### INSTRUCTIONS FOR THE TASK
Will you output the entries below exactly, skipping every image they contain?

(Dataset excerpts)
☆ ☆ ☆
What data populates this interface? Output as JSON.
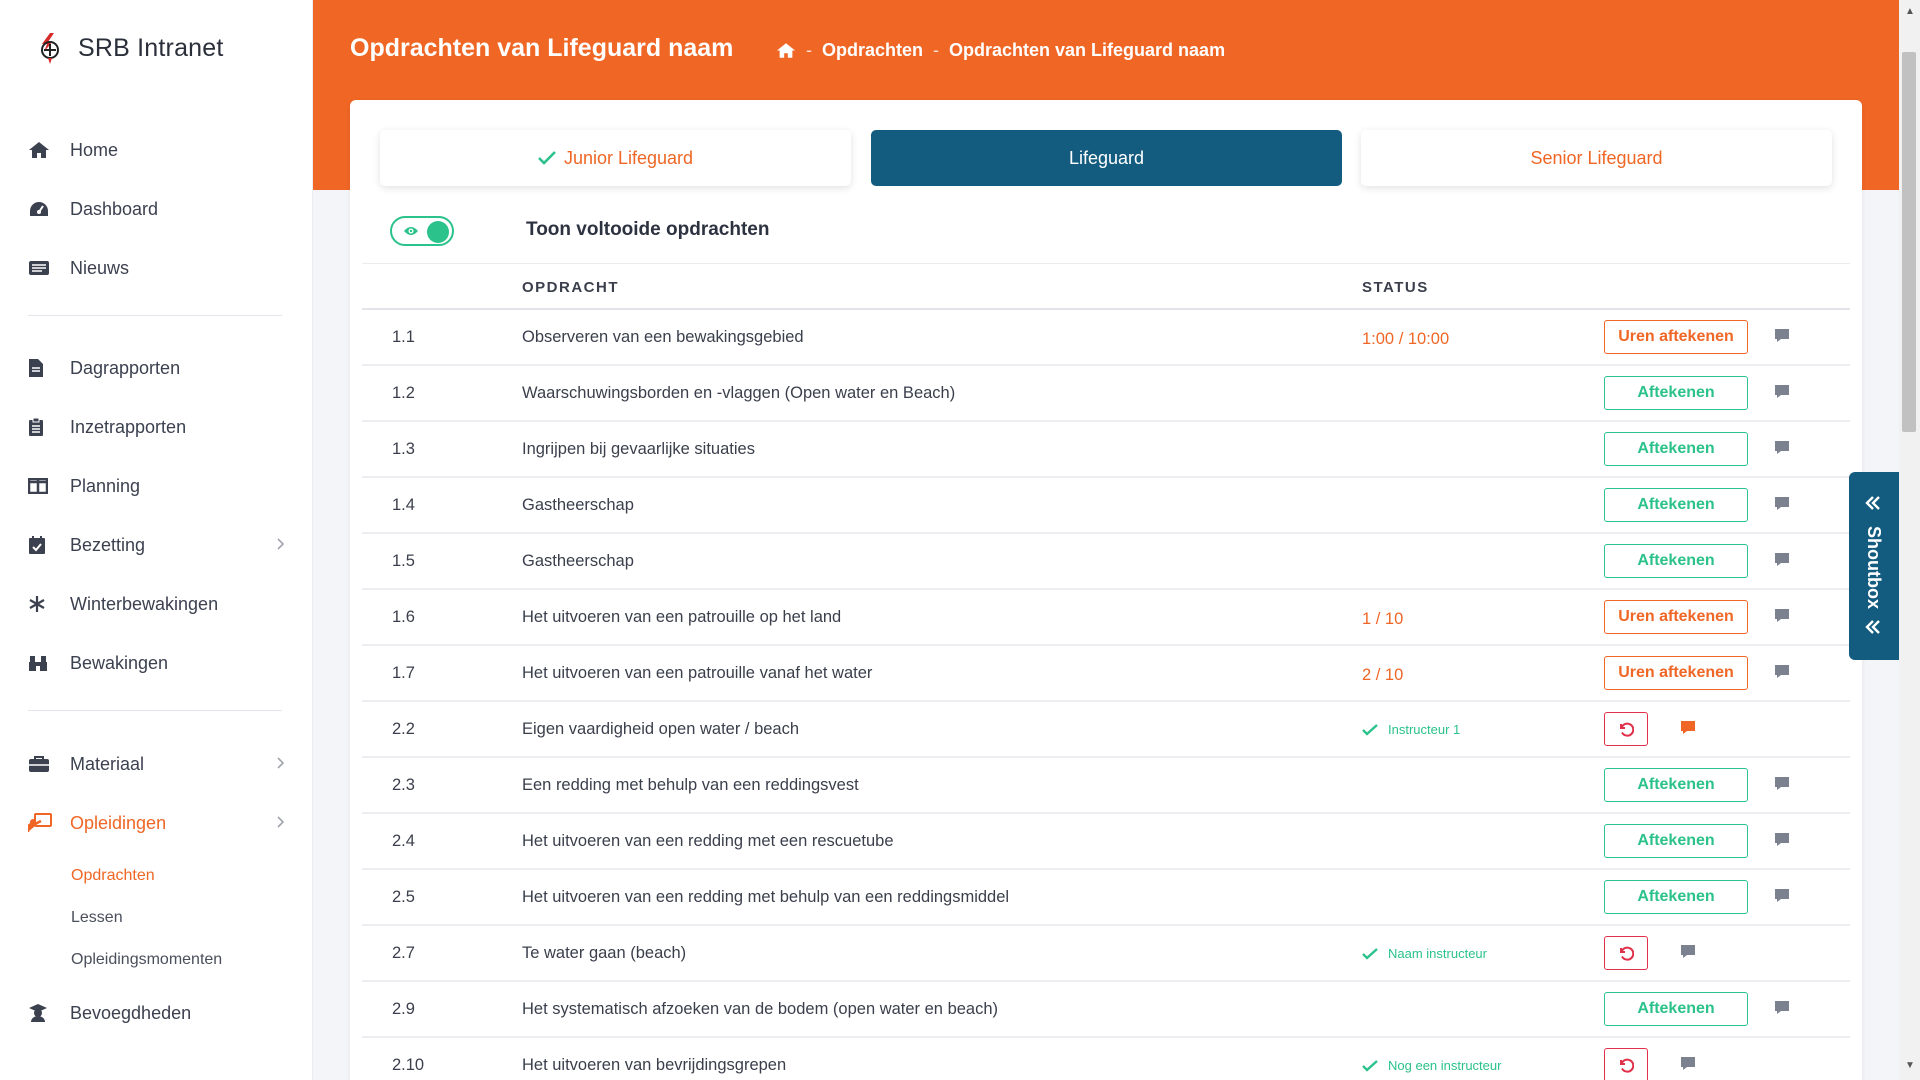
{
  "brand": {
    "name": "SRB Intranet"
  },
  "sidebar": {
    "items": [
      {
        "label": "Home",
        "icon": "home-icon"
      },
      {
        "label": "Dashboard",
        "icon": "dashboard-icon"
      },
      {
        "label": "Nieuws",
        "icon": "news-icon"
      },
      {
        "label": "Dagrapporten",
        "icon": "file-icon"
      },
      {
        "label": "Inzetrapporten",
        "icon": "clipboard-icon"
      },
      {
        "label": "Planning",
        "icon": "columns-icon"
      },
      {
        "label": "Bezetting",
        "icon": "calendar-check-icon"
      },
      {
        "label": "Winterbewakingen",
        "icon": "snowflake-icon"
      },
      {
        "label": "Bewakingen",
        "icon": "binoculars-icon"
      },
      {
        "label": "Materiaal",
        "icon": "toolbox-icon"
      },
      {
        "label": "Opleidingen",
        "icon": "teacher-icon"
      },
      {
        "label": "Bevoegdheden",
        "icon": "graduate-icon"
      }
    ],
    "subitems": [
      {
        "label": "Opdrachten"
      },
      {
        "label": "Lessen"
      },
      {
        "label": "Opleidingsmomenten"
      }
    ]
  },
  "header": {
    "title": "Opdrachten van Lifeguard naam",
    "breadcrumb": [
      "Opdrachten",
      "Opdrachten van Lifeguard naam"
    ]
  },
  "levels": [
    {
      "label": "Junior Lifeguard",
      "completed": true
    },
    {
      "label": "Lifeguard",
      "active": true
    },
    {
      "label": "Senior Lifeguard"
    }
  ],
  "toggle": {
    "label": "Toon voltooide opdrachten",
    "on": true
  },
  "table": {
    "headers": {
      "opdracht": "OPDRACHT",
      "status": "STATUS"
    },
    "rows": [
      {
        "num": "1.1",
        "title": "Observeren van een bewakingsgebied",
        "status": "1:00 / 10:00",
        "status_type": "hours",
        "action": "Uren aftekenen"
      },
      {
        "num": "1.2",
        "title": "Waarschuwingsborden en -vlaggen (Open water en Beach)",
        "status": "",
        "status_type": "none",
        "action": "Aftekenen"
      },
      {
        "num": "1.3",
        "title": "Ingrijpen bij gevaarlijke situaties",
        "status": "",
        "status_type": "none",
        "action": "Aftekenen"
      },
      {
        "num": "1.4",
        "title": "Gastheerschap",
        "status": "",
        "status_type": "none",
        "action": "Aftekenen"
      },
      {
        "num": "1.5",
        "title": "Gastheerschap",
        "status": "",
        "status_type": "none",
        "action": "Aftekenen"
      },
      {
        "num": "1.6",
        "title": "Het uitvoeren van een patrouille op het land",
        "status": "1 / 10",
        "status_type": "hours",
        "action": "Uren aftekenen"
      },
      {
        "num": "1.7",
        "title": "Het uitvoeren van een patrouille vanaf het water",
        "status": "2 / 10",
        "status_type": "hours",
        "action": "Uren aftekenen"
      },
      {
        "num": "2.2",
        "title": "Eigen vaardigheid open water / beach",
        "status": "Instructeur 1",
        "status_type": "done",
        "action": "undo",
        "comment_active": true
      },
      {
        "num": "2.3",
        "title": "Een redding met behulp van een reddingsvest",
        "status": "",
        "status_type": "none",
        "action": "Aftekenen"
      },
      {
        "num": "2.4",
        "title": "Het uitvoeren van een redding met een rescuetube",
        "status": "",
        "status_type": "none",
        "action": "Aftekenen"
      },
      {
        "num": "2.5",
        "title": "Het uitvoeren van een redding met behulp van een reddingsmiddel",
        "status": "",
        "status_type": "none",
        "action": "Aftekenen"
      },
      {
        "num": "2.7",
        "title": "Te water gaan (beach)",
        "status": "Naam instructeur",
        "status_type": "done",
        "action": "undo"
      },
      {
        "num": "2.9",
        "title": "Het systematisch afzoeken van de bodem (open water en beach)",
        "status": "",
        "status_type": "none",
        "action": "Aftekenen"
      },
      {
        "num": "2.10",
        "title": "Het uitvoeren van bevrijdingsgrepen",
        "status": "Nog een instructeur",
        "status_type": "done",
        "action": "undo"
      }
    ]
  },
  "shoutbox": {
    "label": "Shoutbox"
  },
  "colors": {
    "accent": "#ef6625",
    "primary": "#135c7f",
    "success": "#2bc28b",
    "danger": "#e0304a"
  }
}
☆ ☆ ☆
### SOLUTION
What data populates this interface? Output as JSON.
{
  "brand": {
    "name": "SRB Intranet"
  },
  "sidebar": {
    "items": [
      {
        "label": "Home",
        "icon": "home-icon"
      },
      {
        "label": "Dashboard",
        "icon": "dashboard-icon"
      },
      {
        "label": "Nieuws",
        "icon": "news-icon"
      },
      {
        "label": "Dagrapporten",
        "icon": "file-icon"
      },
      {
        "label": "Inzetrapporten",
        "icon": "clipboard-icon"
      },
      {
        "label": "Planning",
        "icon": "columns-icon"
      },
      {
        "label": "Bezetting",
        "icon": "calendar-check-icon"
      },
      {
        "label": "Winterbewakingen",
        "icon": "snowflake-icon"
      },
      {
        "label": "Bewakingen",
        "icon": "binoculars-icon"
      },
      {
        "label": "Materiaal",
        "icon": "toolbox-icon"
      },
      {
        "label": "Opleidingen",
        "icon": "teacher-icon"
      },
      {
        "label": "Bevoegdheden",
        "icon": "graduate-icon"
      }
    ],
    "subitems": [
      {
        "label": "Opdrachten"
      },
      {
        "label": "Lessen"
      },
      {
        "label": "Opleidingsmomenten"
      }
    ]
  },
  "header": {
    "title": "Opdrachten van Lifeguard naam",
    "breadcrumb": [
      "Opdrachten",
      "Opdrachten van Lifeguard naam"
    ]
  },
  "levels": [
    {
      "label": "Junior Lifeguard",
      "completed": true
    },
    {
      "label": "Lifeguard",
      "active": true
    },
    {
      "label": "Senior Lifeguard"
    }
  ],
  "toggle": {
    "label": "Toon voltooide opdrachten",
    "on": true
  },
  "table": {
    "headers": {
      "opdracht": "OPDRACHT",
      "status": "STATUS"
    },
    "rows": [
      {
        "num": "1.1",
        "title": "Observeren van een bewakingsgebied",
        "status": "1:00 / 10:00",
        "status_type": "hours",
        "action": "Uren aftekenen"
      },
      {
        "num": "1.2",
        "title": "Waarschuwingsborden en -vlaggen (Open water en Beach)",
        "status": "",
        "status_type": "none",
        "action": "Aftekenen"
      },
      {
        "num": "1.3",
        "title": "Ingrijpen bij gevaarlijke situaties",
        "status": "",
        "status_type": "none",
        "action": "Aftekenen"
      },
      {
        "num": "1.4",
        "title": "Gastheerschap",
        "status": "",
        "status_type": "none",
        "action": "Aftekenen"
      },
      {
        "num": "1.5",
        "title": "Gastheerschap",
        "status": "",
        "status_type": "none",
        "action": "Aftekenen"
      },
      {
        "num": "1.6",
        "title": "Het uitvoeren van een patrouille op het land",
        "status": "1 / 10",
        "status_type": "hours",
        "action": "Uren aftekenen"
      },
      {
        "num": "1.7",
        "title": "Het uitvoeren van een patrouille vanaf het water",
        "status": "2 / 10",
        "status_type": "hours",
        "action": "Uren aftekenen"
      },
      {
        "num": "2.2",
        "title": "Eigen vaardigheid open water / beach",
        "status": "Instructeur 1",
        "status_type": "done",
        "action": "undo",
        "comment_active": true
      },
      {
        "num": "2.3",
        "title": "Een redding met behulp van een reddingsvest",
        "status": "",
        "status_type": "none",
        "action": "Aftekenen"
      },
      {
        "num": "2.4",
        "title": "Het uitvoeren van een redding met een rescuetube",
        "status": "",
        "status_type": "none",
        "action": "Aftekenen"
      },
      {
        "num": "2.5",
        "title": "Het uitvoeren van een redding met behulp van een reddingsmiddel",
        "status": "",
        "status_type": "none",
        "action": "Aftekenen"
      },
      {
        "num": "2.7",
        "title": "Te water gaan (beach)",
        "status": "Naam instructeur",
        "status_type": "done",
        "action": "undo"
      },
      {
        "num": "2.9",
        "title": "Het systematisch afzoeken van de bodem (open water en beach)",
        "status": "",
        "status_type": "none",
        "action": "Aftekenen"
      },
      {
        "num": "2.10",
        "title": "Het uitvoeren van bevrijdingsgrepen",
        "status": "Nog een instructeur",
        "status_type": "done",
        "action": "undo"
      }
    ]
  },
  "shoutbox": {
    "label": "Shoutbox"
  },
  "colors": {
    "accent": "#ef6625",
    "primary": "#135c7f",
    "success": "#2bc28b",
    "danger": "#e0304a"
  }
}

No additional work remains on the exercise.